[EXERCISE]: Exclude the pictures, then quote exactly the lines from the one holding "Parse this chart and return its data as JSON." through the last line of the records.

--- BEGIN ---

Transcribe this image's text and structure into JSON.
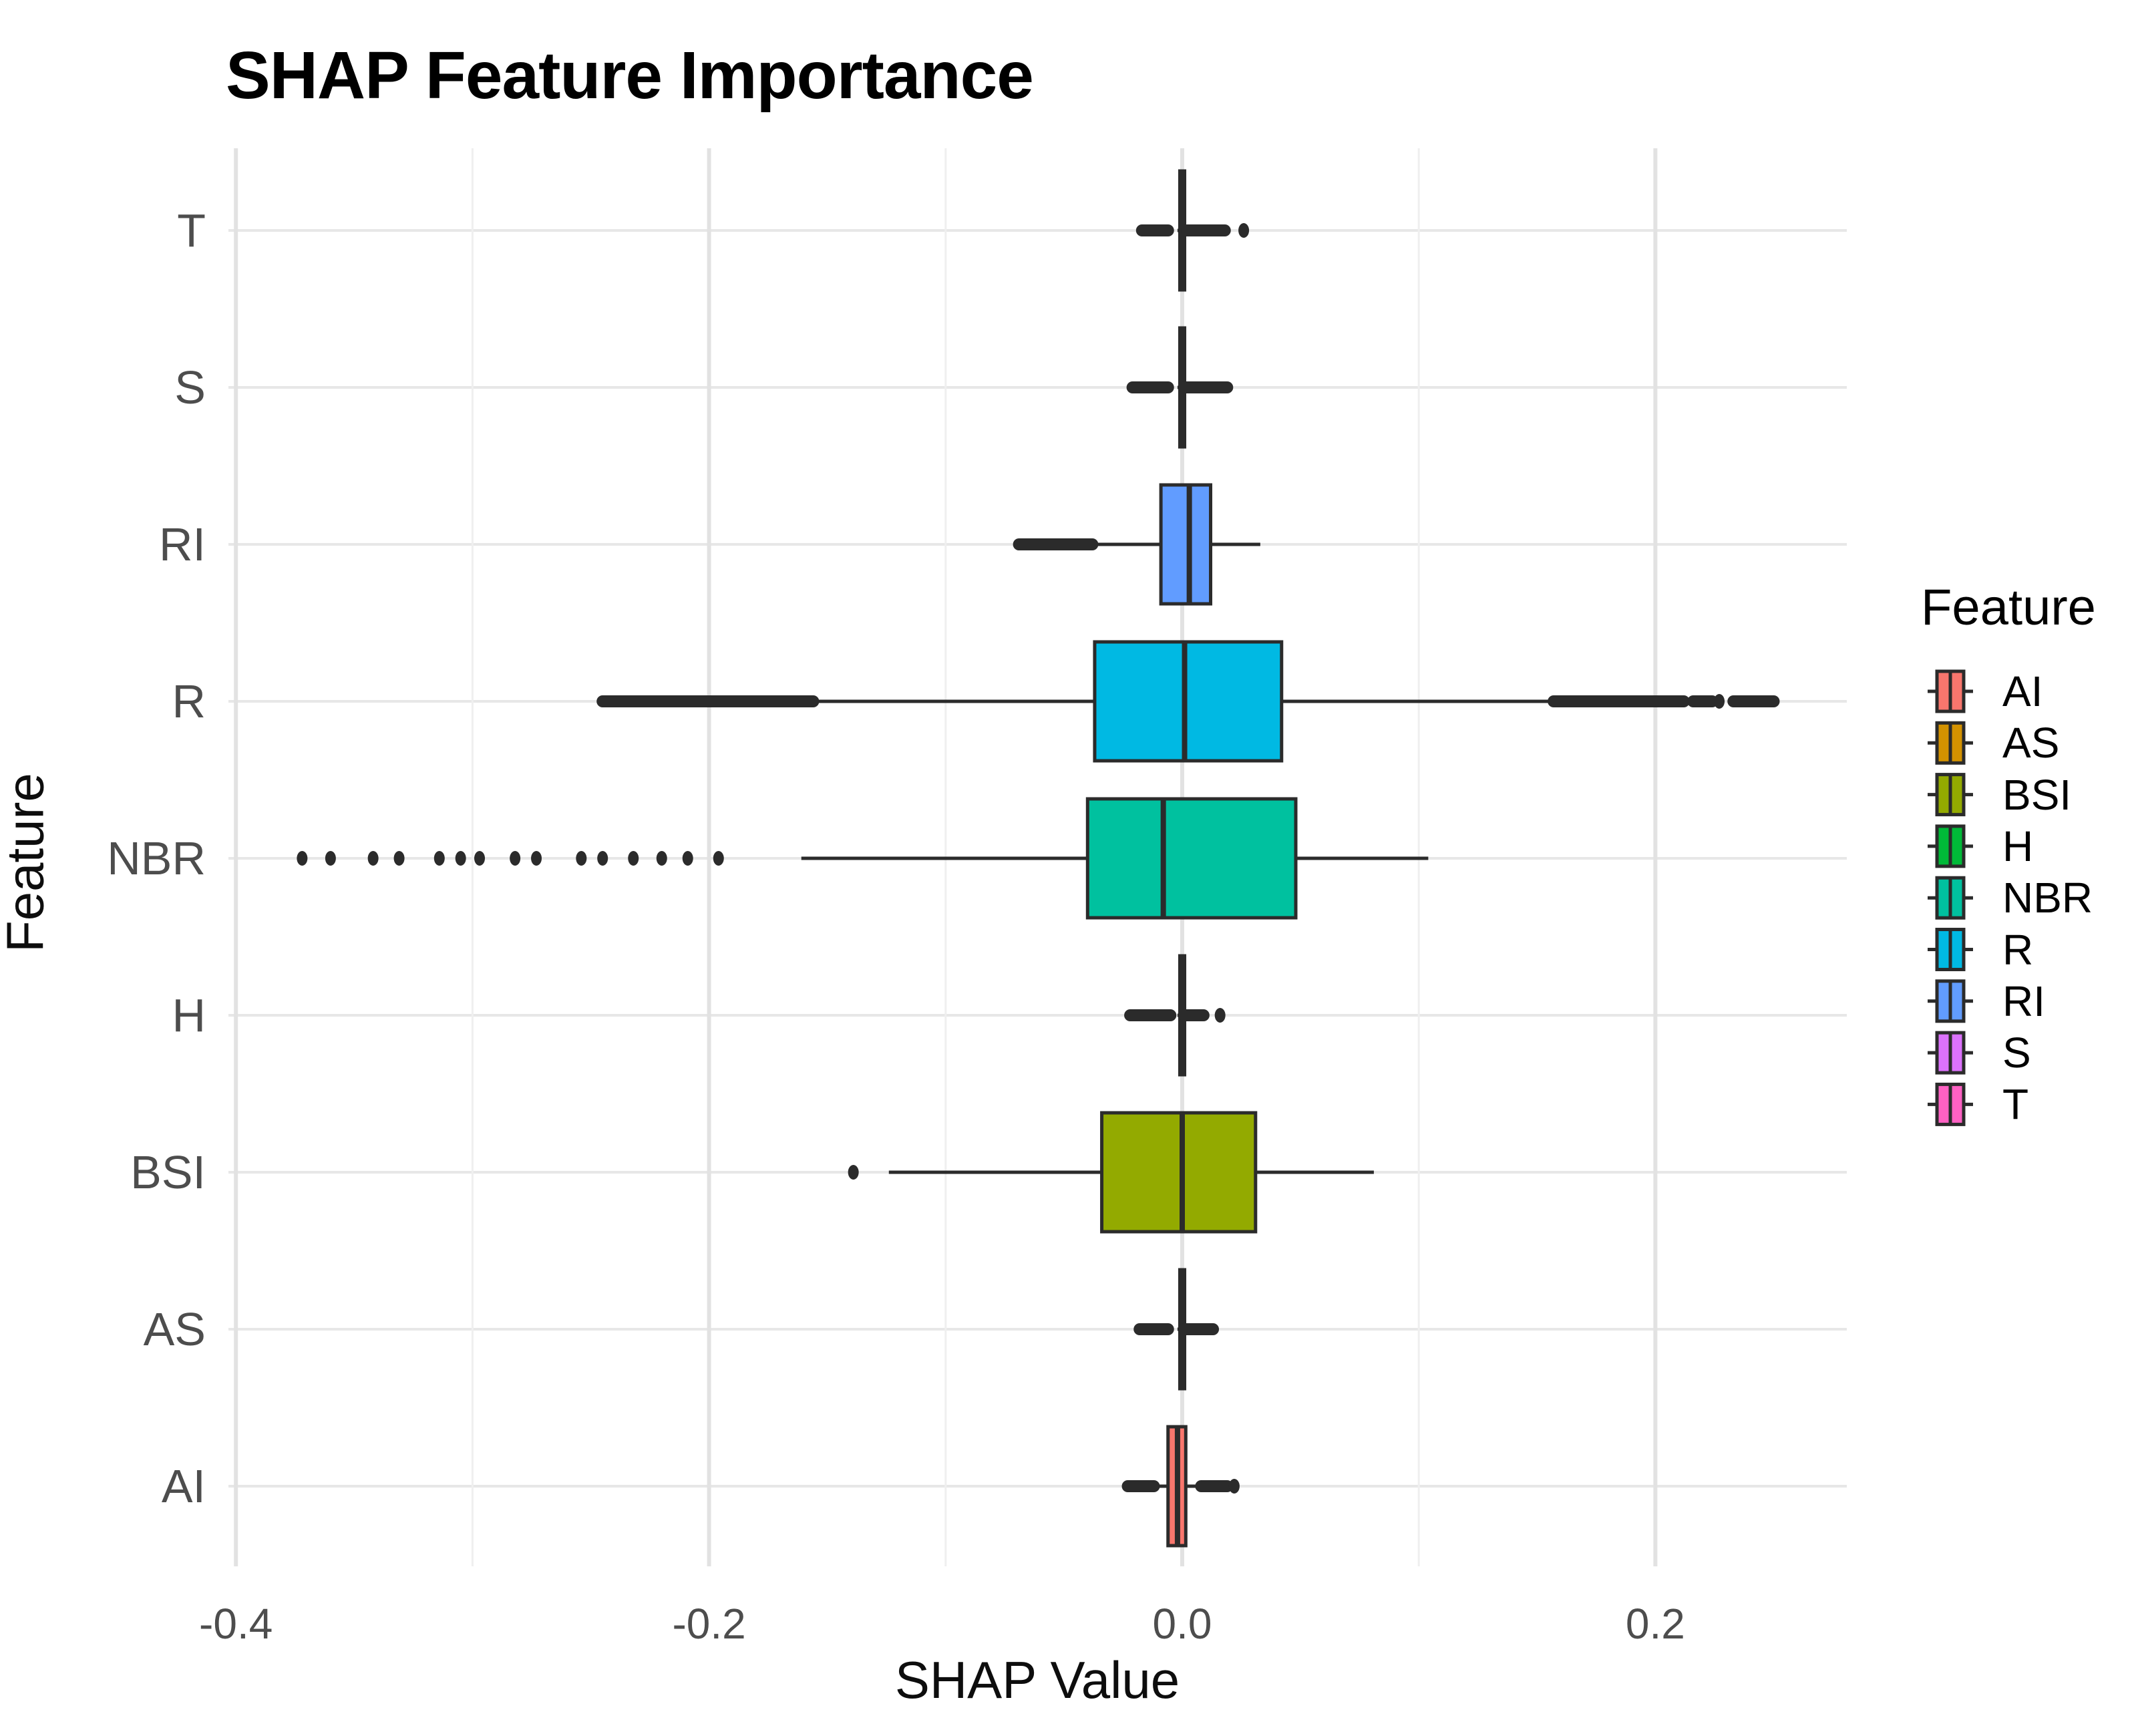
{
  "title": "SHAP Feature Importance",
  "axes": {
    "x_title": "SHAP Value",
    "y_title": "Feature",
    "x_ticks": [
      {
        "label": "-0.4",
        "value": -0.4
      },
      {
        "label": "-0.2",
        "value": -0.2
      },
      {
        "label": "0.0",
        "value": 0.0
      },
      {
        "label": "0.2",
        "value": 0.2
      }
    ],
    "y_ticks": [
      "T",
      "S",
      "RI",
      "R",
      "NBR",
      "H",
      "BSI",
      "AS",
      "AI"
    ]
  },
  "legend": {
    "title": "Feature",
    "entries": [
      {
        "label": "AI",
        "color": "#F8766D"
      },
      {
        "label": "AS",
        "color": "#D39200"
      },
      {
        "label": "BSI",
        "color": "#93AA00"
      },
      {
        "label": "H",
        "color": "#00BA38"
      },
      {
        "label": "NBR",
        "color": "#00C19F"
      },
      {
        "label": "R",
        "color": "#00B9E3"
      },
      {
        "label": "RI",
        "color": "#619CFF"
      },
      {
        "label": "S",
        "color": "#DB72FB"
      },
      {
        "label": "T",
        "color": "#FF61C3"
      }
    ]
  },
  "colors": {
    "box_outline": "#2b2b2b",
    "grid_major": "#e2e2e2",
    "grid_minor": "#efefef",
    "grid_row": "#e7e7e7",
    "tick_label": "#4d4d4d"
  },
  "chart_data": {
    "type": "boxplot-horizontal",
    "title": "SHAP Feature Importance",
    "xlabel": "SHAP Value",
    "ylabel": "Feature",
    "xlim": [
      -0.403,
      0.283
    ],
    "grid": true,
    "legend_position": "right",
    "x_major_gridlines": [
      -0.4,
      -0.2,
      0.0,
      0.2
    ],
    "x_minor_gridlines": [
      -0.3,
      -0.1,
      0.1
    ],
    "categories_top_to_bottom": [
      "T",
      "S",
      "RI",
      "R",
      "NBR",
      "H",
      "BSI",
      "AS",
      "AI"
    ],
    "series": [
      {
        "feature": "T",
        "color": "#FF61C3",
        "q1": -0.001,
        "median": 0.0,
        "q3": 0.001,
        "whisker_low": -0.002,
        "whisker_high": 0.002,
        "outlier_runs": [
          [
            -0.017,
            -0.006
          ],
          [
            0.002,
            0.018
          ]
        ],
        "outlier_points": [
          0.026
        ]
      },
      {
        "feature": "S",
        "color": "#DB72FB",
        "q1": -0.001,
        "median": 0.0,
        "q3": 0.001,
        "whisker_low": -0.002,
        "whisker_high": 0.002,
        "outlier_runs": [
          [
            -0.021,
            -0.006
          ],
          [
            0.001,
            0.019
          ]
        ],
        "outlier_points": []
      },
      {
        "feature": "RI",
        "color": "#619CFF",
        "q1": -0.009,
        "median": 0.003,
        "q3": 0.012,
        "whisker_low": -0.037,
        "whisker_high": 0.033,
        "outlier_runs": [
          [
            -0.069,
            -0.038
          ]
        ],
        "outlier_points": []
      },
      {
        "feature": "R",
        "color": "#00B9E3",
        "q1": -0.037,
        "median": 0.001,
        "q3": 0.042,
        "whisker_low": -0.155,
        "whisker_high": 0.157,
        "outlier_runs": [
          [
            -0.245,
            -0.156
          ],
          [
            0.157,
            0.212
          ],
          [
            0.216,
            0.224
          ],
          [
            0.233,
            0.25
          ]
        ],
        "outlier_points": [
          0.227
        ]
      },
      {
        "feature": "NBR",
        "color": "#00C19F",
        "q1": -0.04,
        "median": -0.008,
        "q3": 0.048,
        "whisker_low": -0.161,
        "whisker_high": 0.104,
        "outlier_runs": [],
        "outlier_points": [
          -0.372,
          -0.36,
          -0.342,
          -0.331,
          -0.314,
          -0.305,
          -0.297,
          -0.282,
          -0.273,
          -0.254,
          -0.245,
          -0.232,
          -0.22,
          -0.209,
          -0.196
        ]
      },
      {
        "feature": "H",
        "color": "#00BA38",
        "q1": -0.001,
        "median": 0.0,
        "q3": 0.001,
        "whisker_low": -0.002,
        "whisker_high": 0.002,
        "outlier_runs": [
          [
            -0.022,
            -0.005
          ],
          [
            0.001,
            0.009
          ]
        ],
        "outlier_points": [
          0.016
        ]
      },
      {
        "feature": "BSI",
        "color": "#93AA00",
        "q1": -0.034,
        "median": 0.0,
        "q3": 0.031,
        "whisker_low": -0.124,
        "whisker_high": 0.081,
        "outlier_runs": [],
        "outlier_points": [
          -0.139
        ]
      },
      {
        "feature": "AS",
        "color": "#D39200",
        "q1": -0.001,
        "median": 0.0,
        "q3": 0.001,
        "whisker_low": -0.002,
        "whisker_high": 0.002,
        "outlier_runs": [
          [
            -0.018,
            -0.006
          ],
          [
            0.001,
            0.013
          ]
        ],
        "outlier_points": []
      },
      {
        "feature": "AI",
        "color": "#F8766D",
        "q1": -0.006,
        "median": -0.002,
        "q3": 0.0015,
        "whisker_low": -0.012,
        "whisker_high": 0.008,
        "outlier_runs": [
          [
            -0.023,
            -0.012
          ],
          [
            0.008,
            0.019
          ]
        ],
        "outlier_points": [
          0.022
        ]
      }
    ]
  }
}
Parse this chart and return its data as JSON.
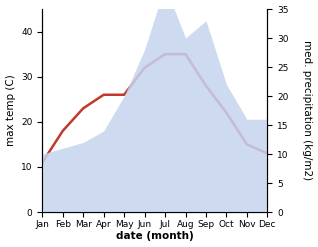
{
  "months": [
    "Jan",
    "Feb",
    "Mar",
    "Apr",
    "May",
    "Jun",
    "Jul",
    "Aug",
    "Sep",
    "Oct",
    "Nov",
    "Dec"
  ],
  "temperature": [
    11,
    18,
    23,
    26,
    26,
    32,
    35,
    35,
    28,
    22,
    15,
    13
  ],
  "precipitation": [
    10,
    11,
    12,
    14,
    20,
    28,
    39,
    30,
    33,
    22,
    16,
    16
  ],
  "temp_color": "#c0392b",
  "precip_fill_color": "#c5d4ee",
  "precip_fill_alpha": 0.85,
  "background_color": "#ffffff",
  "ylim_left": [
    0,
    45
  ],
  "ylim_right": [
    0,
    35
  ],
  "yticks_left": [
    0,
    10,
    20,
    30,
    40
  ],
  "yticks_right": [
    0,
    5,
    10,
    15,
    20,
    25,
    30,
    35
  ],
  "ylabel_left": "max temp (C)",
  "ylabel_right": "med. precipitation (kg/m2)",
  "xlabel": "date (month)",
  "label_fontsize": 7.5,
  "tick_fontsize": 6.5,
  "line_width": 1.8
}
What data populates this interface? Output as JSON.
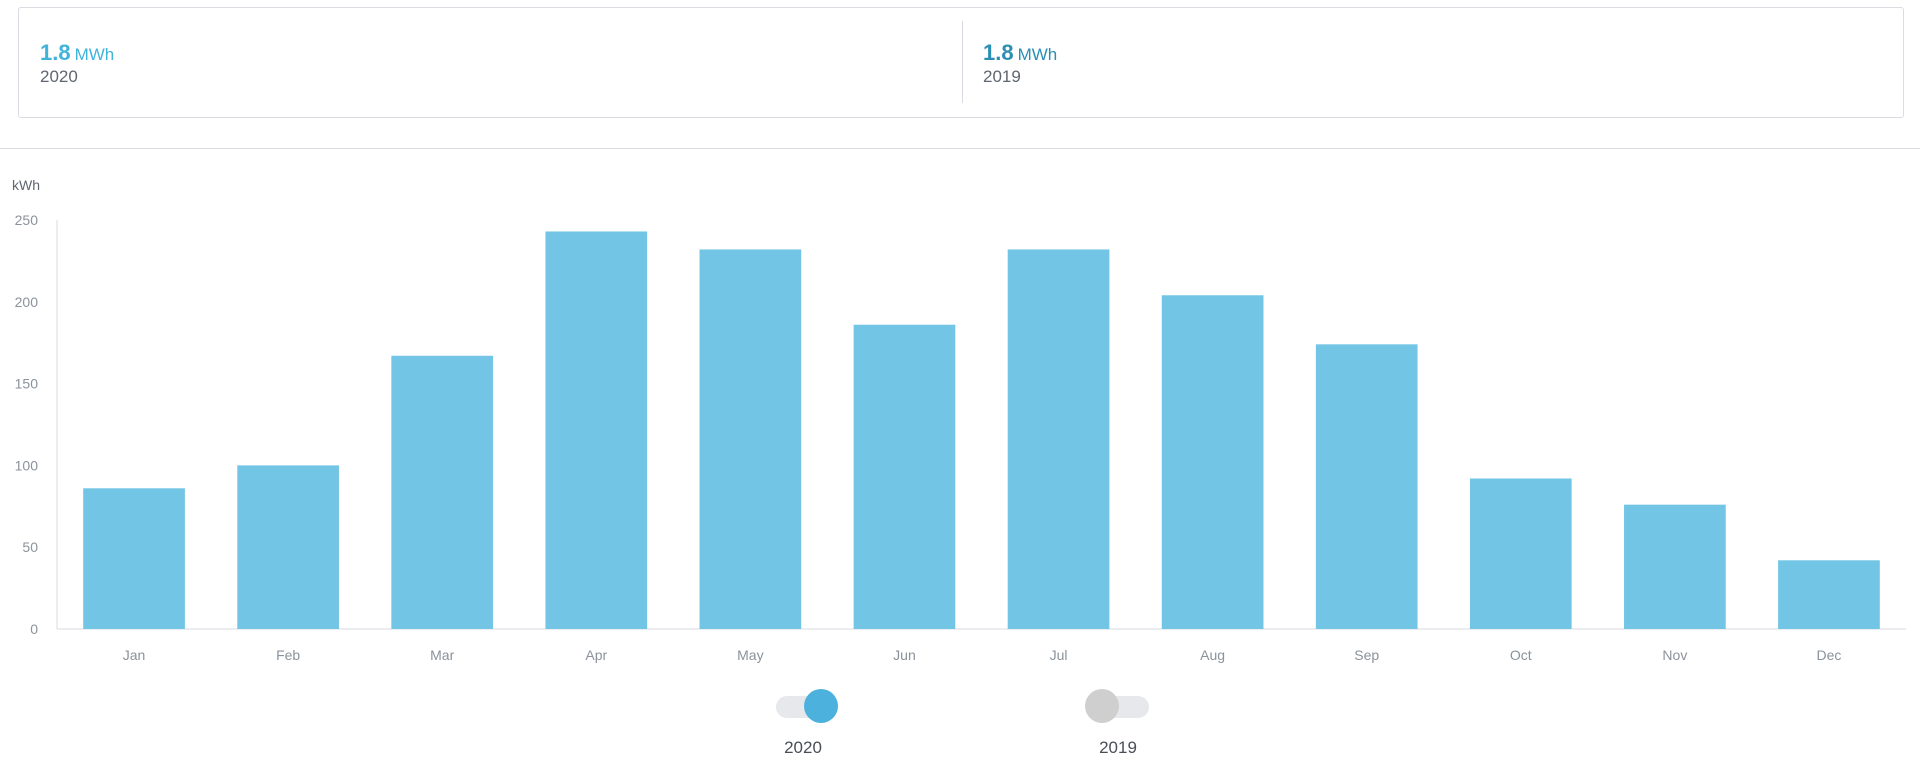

--- END ---

[COMPLETED TASK]:
Parse this chart and return its data as JSON.
{
  "months": [
    "Jan",
    "Feb",
    "Mar",
    "Apr",
    "May",
    "Jun",
    "Jul",
    "Aug",
    "Sep",
    "Oct",
    "Nov",
    "Dec"
  ],
  "temperature": [
    11,
    18,
    23,
    26,
    26,
    32,
    35,
    35,
    28,
    22,
    15,
    13
  ],
  "precipitation": [
    10,
    11,
    12,
    14,
    20,
    28,
    39,
    30,
    33,
    22,
    16,
    16
  ],
  "temp_color": "#c0392b",
  "precip_fill_color": "#c5d4ee",
  "precip_fill_alpha": 0.85,
  "background_color": "#ffffff",
  "ylim_left": [
    0,
    45
  ],
  "ylim_right": [
    0,
    35
  ],
  "yticks_left": [
    0,
    10,
    20,
    30,
    40
  ],
  "yticks_right": [
    0,
    5,
    10,
    15,
    20,
    25,
    30,
    35
  ],
  "ylabel_left": "max temp (C)",
  "ylabel_right": "med. precipitation (kg/m2)",
  "xlabel": "date (month)",
  "label_fontsize": 7.5,
  "tick_fontsize": 6.5,
  "line_width": 1.8
}
What data populates this interface? Output as JSON.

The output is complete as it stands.